Extract the text of every entry below exactly; leave images out.

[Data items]
==========
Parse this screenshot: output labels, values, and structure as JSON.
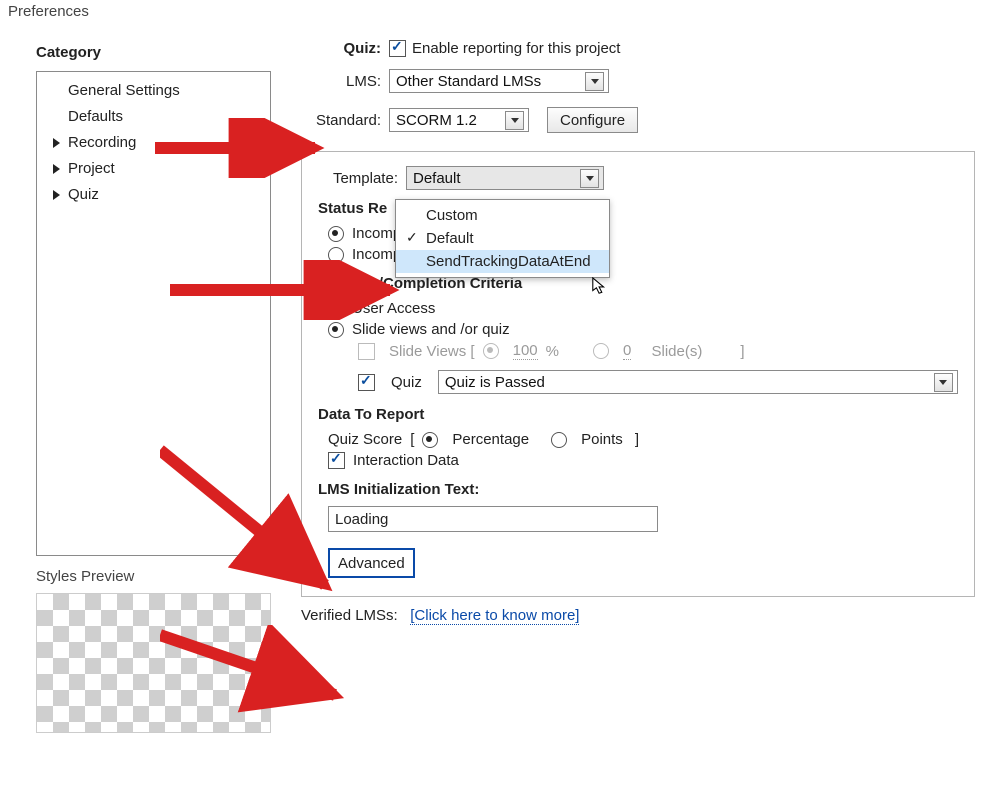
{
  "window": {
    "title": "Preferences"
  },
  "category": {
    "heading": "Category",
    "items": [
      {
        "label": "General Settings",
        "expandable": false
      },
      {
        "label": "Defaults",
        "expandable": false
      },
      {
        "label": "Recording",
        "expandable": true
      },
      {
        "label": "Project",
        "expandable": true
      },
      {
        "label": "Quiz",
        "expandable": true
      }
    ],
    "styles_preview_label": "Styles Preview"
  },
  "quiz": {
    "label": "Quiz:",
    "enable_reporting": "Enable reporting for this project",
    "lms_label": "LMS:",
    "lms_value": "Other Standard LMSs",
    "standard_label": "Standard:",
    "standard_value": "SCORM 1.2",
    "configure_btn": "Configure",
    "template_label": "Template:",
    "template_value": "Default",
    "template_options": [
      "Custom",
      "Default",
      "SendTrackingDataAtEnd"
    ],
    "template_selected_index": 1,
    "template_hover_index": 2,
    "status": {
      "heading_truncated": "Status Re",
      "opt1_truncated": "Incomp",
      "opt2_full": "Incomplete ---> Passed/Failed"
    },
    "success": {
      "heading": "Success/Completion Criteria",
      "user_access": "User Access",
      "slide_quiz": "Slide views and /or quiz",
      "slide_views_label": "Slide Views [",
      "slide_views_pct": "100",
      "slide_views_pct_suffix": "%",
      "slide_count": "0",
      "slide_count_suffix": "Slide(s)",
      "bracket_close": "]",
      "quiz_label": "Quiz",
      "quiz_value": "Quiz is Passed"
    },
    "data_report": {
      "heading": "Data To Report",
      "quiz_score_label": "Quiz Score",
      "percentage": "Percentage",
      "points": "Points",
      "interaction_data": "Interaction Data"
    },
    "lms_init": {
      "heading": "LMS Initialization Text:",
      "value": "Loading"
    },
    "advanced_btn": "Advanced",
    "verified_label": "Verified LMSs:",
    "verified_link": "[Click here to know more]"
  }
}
==========
_TASK RESPONSE:_
Parse this screenshot: output labels, values, and structure as JSON.
{
  "window": {
    "title": "Preferences"
  },
  "category": {
    "heading": "Category",
    "items": [
      {
        "label": "General Settings",
        "expandable": false
      },
      {
        "label": "Defaults",
        "expandable": false
      },
      {
        "label": "Recording",
        "expandable": true
      },
      {
        "label": "Project",
        "expandable": true
      },
      {
        "label": "Quiz",
        "expandable": true
      }
    ],
    "styles_preview_label": "Styles Preview"
  },
  "quiz": {
    "label": "Quiz:",
    "enable_reporting": "Enable reporting for this project",
    "lms_label": "LMS:",
    "lms_value": "Other Standard LMSs",
    "standard_label": "Standard:",
    "standard_value": "SCORM 1.2",
    "configure_btn": "Configure",
    "template_label": "Template:",
    "template_value": "Default",
    "template_options": [
      "Custom",
      "Default",
      "SendTrackingDataAtEnd"
    ],
    "template_selected_index": 1,
    "template_hover_index": 2,
    "status": {
      "heading_truncated": "Status Re",
      "opt1_truncated": "Incomp",
      "opt2_full": "Incomplete ---> Passed/Failed"
    },
    "success": {
      "heading": "Success/Completion Criteria",
      "user_access": "User Access",
      "slide_quiz": "Slide views and /or quiz",
      "slide_views_label": "Slide Views [",
      "slide_views_pct": "100",
      "slide_views_pct_suffix": "%",
      "slide_count": "0",
      "slide_count_suffix": "Slide(s)",
      "bracket_close": "]",
      "quiz_label": "Quiz",
      "quiz_value": "Quiz is Passed"
    },
    "data_report": {
      "heading": "Data To Report",
      "quiz_score_label": "Quiz Score",
      "percentage": "Percentage",
      "points": "Points",
      "interaction_data": "Interaction Data"
    },
    "lms_init": {
      "heading": "LMS Initialization Text:",
      "value": "Loading"
    },
    "advanced_btn": "Advanced",
    "verified_label": "Verified LMSs:",
    "verified_link": "[Click here to know more]"
  }
}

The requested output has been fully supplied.